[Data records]
◇ ◇ ◇ ◇ ◇ ◇ ◇

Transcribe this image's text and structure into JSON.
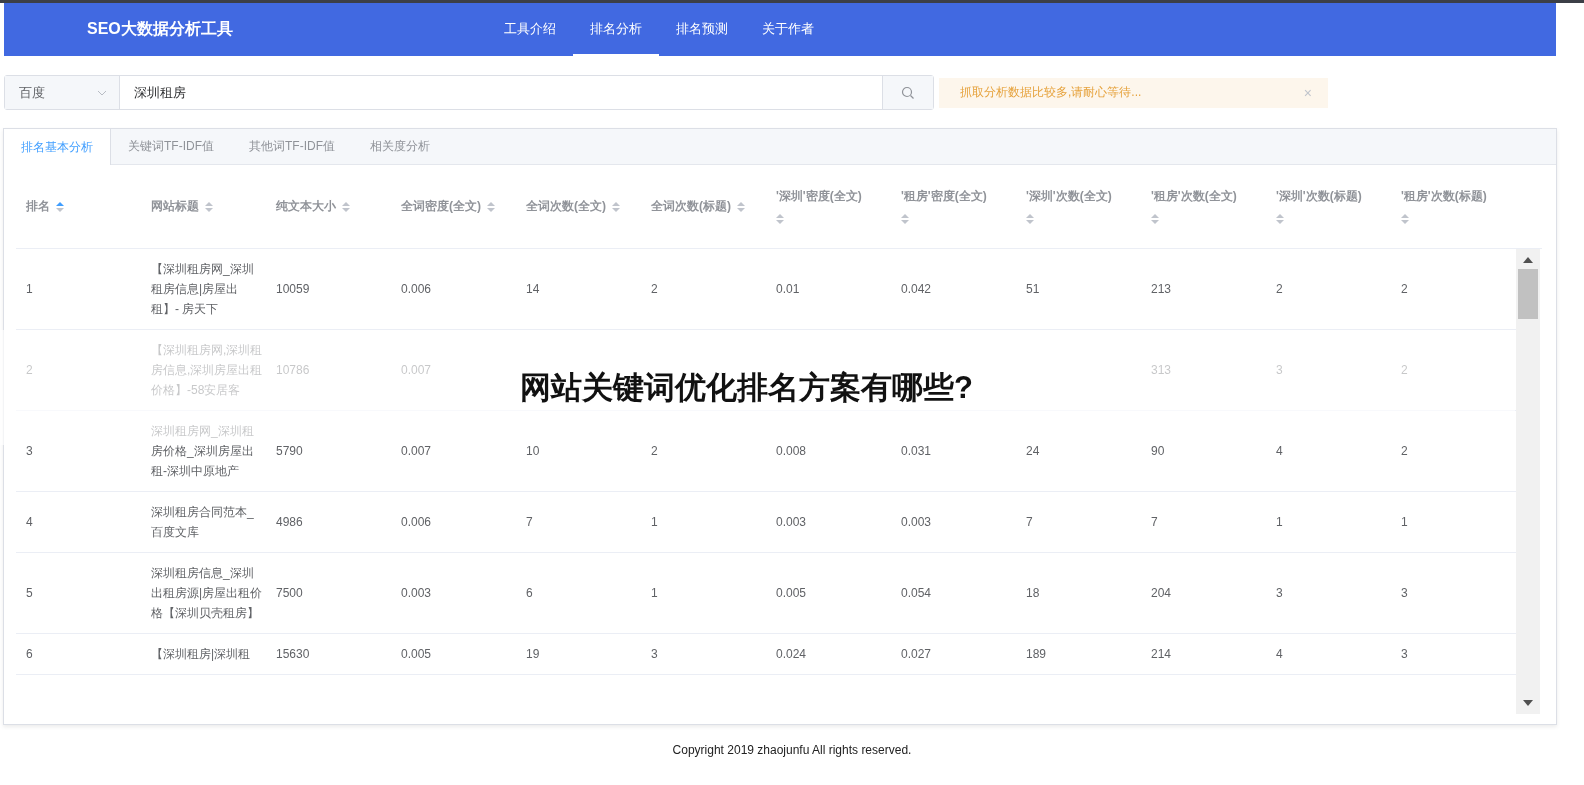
{
  "header": {
    "brand": "SEO大数据分析工具",
    "nav": [
      {
        "label": "工具介绍",
        "selected": false
      },
      {
        "label": "排名分析",
        "selected": true
      },
      {
        "label": "排名预测",
        "selected": false
      },
      {
        "label": "关于作者",
        "selected": false
      }
    ]
  },
  "search": {
    "engine": "百度",
    "value": "深圳租房"
  },
  "alert": {
    "text": "抓取分析数据比较多,请耐心等待...",
    "close": "×"
  },
  "tabs": [
    {
      "label": "排名基本分析",
      "selected": true
    },
    {
      "label": "关键词TF-IDF值",
      "selected": false
    },
    {
      "label": "其他词TF-IDF值",
      "selected": false
    },
    {
      "label": "相关度分析",
      "selected": false
    }
  ],
  "table": {
    "columns": [
      {
        "label": "排名",
        "sorted": true
      },
      {
        "label": "网站标题",
        "sorted": false
      },
      {
        "label": "纯文本大小",
        "sorted": false
      },
      {
        "label": "全词密度(全文)",
        "sorted": false
      },
      {
        "label": "全词次数(全文)",
        "sorted": false
      },
      {
        "label": "全词次数(标题)",
        "sorted": false
      },
      {
        "label": "'深圳'密度(全文)",
        "sorted": false
      },
      {
        "label": "'租房'密度(全文)",
        "sorted": false
      },
      {
        "label": "'深圳'次数(全文)",
        "sorted": false
      },
      {
        "label": "'租房'次数(全文)",
        "sorted": false
      },
      {
        "label": "'深圳'次数(标题)",
        "sorted": false
      },
      {
        "label": "'租房'次数(标题)",
        "sorted": false
      }
    ],
    "rows": [
      {
        "cells": [
          "1",
          "【深圳租房网_深圳租房信息|房屋出租】- 房天下",
          "10059",
          "0.006",
          "14",
          "2",
          "0.01",
          "0.042",
          "51",
          "213",
          "2",
          "2"
        ]
      },
      {
        "cells": [
          "2",
          "【深圳租房网,深圳租房信息,深圳房屋出租价格】-58安居客",
          "10786",
          "0.007",
          null,
          null,
          null,
          null,
          null,
          "313",
          "3",
          "2"
        ]
      },
      {
        "cells": [
          "3",
          "深圳租房网_深圳租房价格_深圳房屋出租-深圳中原地产",
          "5790",
          "0.007",
          "10",
          "2",
          "0.008",
          "0.031",
          "24",
          "90",
          "4",
          "2"
        ]
      },
      {
        "cells": [
          "4",
          "深圳租房合同范本_百度文库",
          "4986",
          "0.006",
          "7",
          "1",
          "0.003",
          "0.003",
          "7",
          "7",
          "1",
          "1"
        ]
      },
      {
        "cells": [
          "5",
          "深圳租房信息_深圳出租房源|房屋出租价格【深圳贝壳租房】",
          "7500",
          "0.003",
          "6",
          "1",
          "0.005",
          "0.054",
          "18",
          "204",
          "3",
          "3"
        ]
      },
      {
        "cells": [
          "6",
          "【深圳租房|深圳租",
          "15630",
          "0.005",
          "19",
          "3",
          "0.024",
          "0.027",
          "189",
          "214",
          "4",
          "3"
        ]
      }
    ]
  },
  "overlay_title": "网站关键词优化排名方案有哪些?",
  "footer": "Copyright 2019 zhaojunfu All rights reserved."
}
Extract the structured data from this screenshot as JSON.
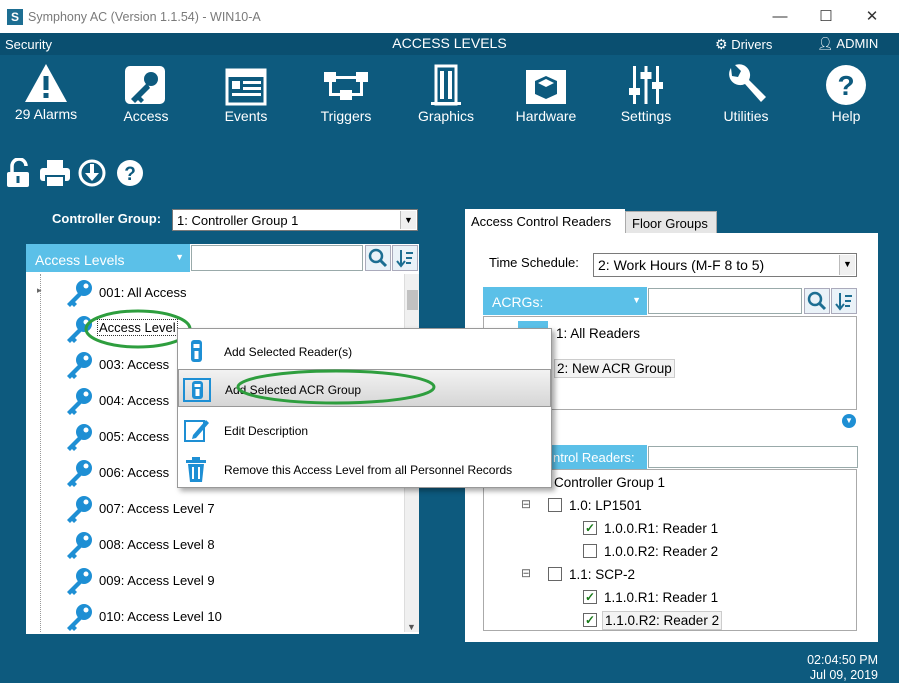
{
  "window": {
    "title": "Symphony AC  (Version 1.1.54) - WIN10-A",
    "logo_letter": "S",
    "minimize": "—",
    "maximize": "☐",
    "close": "✕"
  },
  "topbar": {
    "module": "Security",
    "page_title": "ACCESS LEVELS",
    "drivers_label": "Drivers",
    "user_label": "ADMIN"
  },
  "nav": {
    "items": [
      {
        "label": "29 Alarms",
        "icon": "alarm-warning-icon"
      },
      {
        "label": "Access",
        "icon": "key-icon"
      },
      {
        "label": "Events",
        "icon": "events-list-icon"
      },
      {
        "label": "Triggers",
        "icon": "triggers-network-icon"
      },
      {
        "label": "Graphics",
        "icon": "building-icon"
      },
      {
        "label": "Hardware",
        "icon": "hardware-board-icon"
      },
      {
        "label": "Settings",
        "icon": "sliders-icon"
      },
      {
        "label": "Utilities",
        "icon": "wrench-icon"
      },
      {
        "label": "Help",
        "icon": "help-icon"
      }
    ]
  },
  "controller_group": {
    "label": "Controller Group:",
    "value": "1:  Controller Group 1"
  },
  "access_levels": {
    "header": "Access Levels",
    "search_value": "",
    "items": [
      "001: All Access",
      "Access Level",
      "003: Access",
      "004: Access",
      "005: Access",
      "006: Access",
      "007: Access Level 7",
      "008: Access Level 8",
      "009: Access Level 9",
      "010: Access Level 10"
    ]
  },
  "context_menu": {
    "items": [
      "Add Selected Reader(s)",
      "Add Selected ACR Group",
      "Edit Description",
      "Remove this Access Level from all Personnel Records"
    ],
    "highlight_color": "#2e9e3e"
  },
  "right_tabs": {
    "tab1": "Access Control Readers",
    "tab2": "Floor Groups"
  },
  "time_schedule": {
    "label": "Time Schedule:",
    "value": "2:  Work Hours (M-F 8 to 5)"
  },
  "acrgs": {
    "header": "ACRGs:",
    "search_value": "",
    "items": [
      "1: All Readers",
      "2: New ACR Group"
    ]
  },
  "readers": {
    "header": "ntrol Readers:",
    "group": "Controller Group 1",
    "panels": [
      {
        "label": "1.0:  LP1501",
        "collapse": "⊟",
        "readers": [
          {
            "label": "1.0.0.R1: Reader 1",
            "checked": true
          },
          {
            "label": "1.0.0.R2: Reader 2",
            "checked": false
          }
        ]
      },
      {
        "label": "1.1:  SCP-2",
        "collapse": "⊟",
        "readers": [
          {
            "label": "1.1.0.R1: Reader 1",
            "checked": true
          },
          {
            "label": "1.1.0.R2: Reader 2",
            "checked": true
          }
        ]
      }
    ]
  },
  "clock": {
    "time": "02:04:50 PM",
    "date": "Jul 09, 2019"
  },
  "colors": {
    "background": "#0d5a7e",
    "accent": "#5bc0e8",
    "brand": "#1d6e92"
  }
}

◇ ◇ ◇ ◇ ◇ ◇ ◇

• Short task:
Copy the listing word for word, excluding its pictures.

• Right answer:
Transcribe this image's text and structure into JSON.
{
  "header": {
    "brand": "SEO大数据分析工具",
    "nav": [
      {
        "label": "工具介绍",
        "selected": false
      },
      {
        "label": "排名分析",
        "selected": true
      },
      {
        "label": "排名预测",
        "selected": false
      },
      {
        "label": "关于作者",
        "selected": false
      }
    ]
  },
  "search": {
    "engine": "百度",
    "value": "深圳租房"
  },
  "alert": {
    "text": "抓取分析数据比较多,请耐心等待...",
    "close": "×"
  },
  "tabs": [
    {
      "label": "排名基本分析",
      "selected": true
    },
    {
      "label": "关键词TF-IDF值",
      "selected": false
    },
    {
      "label": "其他词TF-IDF值",
      "selected": false
    },
    {
      "label": "相关度分析",
      "selected": false
    }
  ],
  "table": {
    "columns": [
      {
        "label": "排名",
        "sorted": true
      },
      {
        "label": "网站标题",
        "sorted": false
      },
      {
        "label": "纯文本大小",
        "sorted": false
      },
      {
        "label": "全词密度(全文)",
        "sorted": false
      },
      {
        "label": "全词次数(全文)",
        "sorted": false
      },
      {
        "label": "全词次数(标题)",
        "sorted": false
      },
      {
        "label": "'深圳'密度(全文)",
        "sorted": false
      },
      {
        "label": "'租房'密度(全文)",
        "sorted": false
      },
      {
        "label": "'深圳'次数(全文)",
        "sorted": false
      },
      {
        "label": "'租房'次数(全文)",
        "sorted": false
      },
      {
        "label": "'深圳'次数(标题)",
        "sorted": false
      },
      {
        "label": "'租房'次数(标题)",
        "sorted": false
      }
    ],
    "rows": [
      {
        "cells": [
          "1",
          "【深圳租房网_深圳租房信息|房屋出租】- 房天下",
          "10059",
          "0.006",
          "14",
          "2",
          "0.01",
          "0.042",
          "51",
          "213",
          "2",
          "2"
        ]
      },
      {
        "cells": [
          "2",
          "【深圳租房网,深圳租房信息,深圳房屋出租价格】-58安居客",
          "10786",
          "0.007",
          null,
          null,
          null,
          null,
          null,
          "313",
          "3",
          "2"
        ]
      },
      {
        "cells": [
          "3",
          "深圳租房网_深圳租房价格_深圳房屋出租-深圳中原地产",
          "5790",
          "0.007",
          "10",
          "2",
          "0.008",
          "0.031",
          "24",
          "90",
          "4",
          "2"
        ]
      },
      {
        "cells": [
          "4",
          "深圳租房合同范本_百度文库",
          "4986",
          "0.006",
          "7",
          "1",
          "0.003",
          "0.003",
          "7",
          "7",
          "1",
          "1"
        ]
      },
      {
        "cells": [
          "5",
          "深圳租房信息_深圳出租房源|房屋出租价格【深圳贝壳租房】",
          "7500",
          "0.003",
          "6",
          "1",
          "0.005",
          "0.054",
          "18",
          "204",
          "3",
          "3"
        ]
      },
      {
        "cells": [
          "6",
          "【深圳租房|深圳租",
          "15630",
          "0.005",
          "19",
          "3",
          "0.024",
          "0.027",
          "189",
          "214",
          "4",
          "3"
        ]
      }
    ]
  },
  "overlay_title": "网站关键词优化排名方案有哪些?",
  "footer": "Copyright 2019 zhaojunfu All rights reserved."
}
Extract the structured data from this screenshot as JSON.
{
  "window": {
    "title": "Symphony AC  (Version 1.1.54) - WIN10-A",
    "logo_letter": "S",
    "minimize": "—",
    "maximize": "☐",
    "close": "✕"
  },
  "topbar": {
    "module": "Security",
    "page_title": "ACCESS LEVELS",
    "drivers_label": "Drivers",
    "user_label": "ADMIN"
  },
  "nav": {
    "items": [
      {
        "label": "29 Alarms",
        "icon": "alarm-warning-icon"
      },
      {
        "label": "Access",
        "icon": "key-icon"
      },
      {
        "label": "Events",
        "icon": "events-list-icon"
      },
      {
        "label": "Triggers",
        "icon": "triggers-network-icon"
      },
      {
        "label": "Graphics",
        "icon": "building-icon"
      },
      {
        "label": "Hardware",
        "icon": "hardware-board-icon"
      },
      {
        "label": "Settings",
        "icon": "sliders-icon"
      },
      {
        "label": "Utilities",
        "icon": "wrench-icon"
      },
      {
        "label": "Help",
        "icon": "help-icon"
      }
    ]
  },
  "controller_group": {
    "label": "Controller Group:",
    "value": "1:  Controller Group 1"
  },
  "access_levels": {
    "header": "Access Levels",
    "search_value": "",
    "items": [
      "001: All Access",
      "Access Level",
      "003: Access",
      "004: Access",
      "005: Access",
      "006: Access",
      "007: Access Level 7",
      "008: Access Level 8",
      "009: Access Level 9",
      "010: Access Level 10"
    ]
  },
  "context_menu": {
    "items": [
      "Add Selected Reader(s)",
      "Add Selected ACR Group",
      "Edit Description",
      "Remove this Access Level from all Personnel Records"
    ],
    "highlight_color": "#2e9e3e"
  },
  "right_tabs": {
    "tab1": "Access Control Readers",
    "tab2": "Floor Groups"
  },
  "time_schedule": {
    "label": "Time Schedule:",
    "value": "2:  Work Hours (M-F 8 to 5)"
  },
  "acrgs": {
    "header": "ACRGs:",
    "search_value": "",
    "items": [
      "1: All Readers",
      "2: New ACR Group"
    ]
  },
  "readers": {
    "header": "ntrol Readers:",
    "group": "Controller Group 1",
    "panels": [
      {
        "label": "1.0:  LP1501",
        "collapse": "⊟",
        "readers": [
          {
            "label": "1.0.0.R1: Reader 1",
            "checked": true
          },
          {
            "label": "1.0.0.R2: Reader 2",
            "checked": false
          }
        ]
      },
      {
        "label": "1.1:  SCP-2",
        "collapse": "⊟",
        "readers": [
          {
            "label": "1.1.0.R1: Reader 1",
            "checked": true
          },
          {
            "label": "1.1.0.R2: Reader 2",
            "checked": true
          }
        ]
      }
    ]
  },
  "clock": {
    "time": "02:04:50 PM",
    "date": "Jul 09, 2019"
  },
  "colors": {
    "background": "#0d5a7e",
    "accent": "#5bc0e8",
    "brand": "#1d6e92"
  }
}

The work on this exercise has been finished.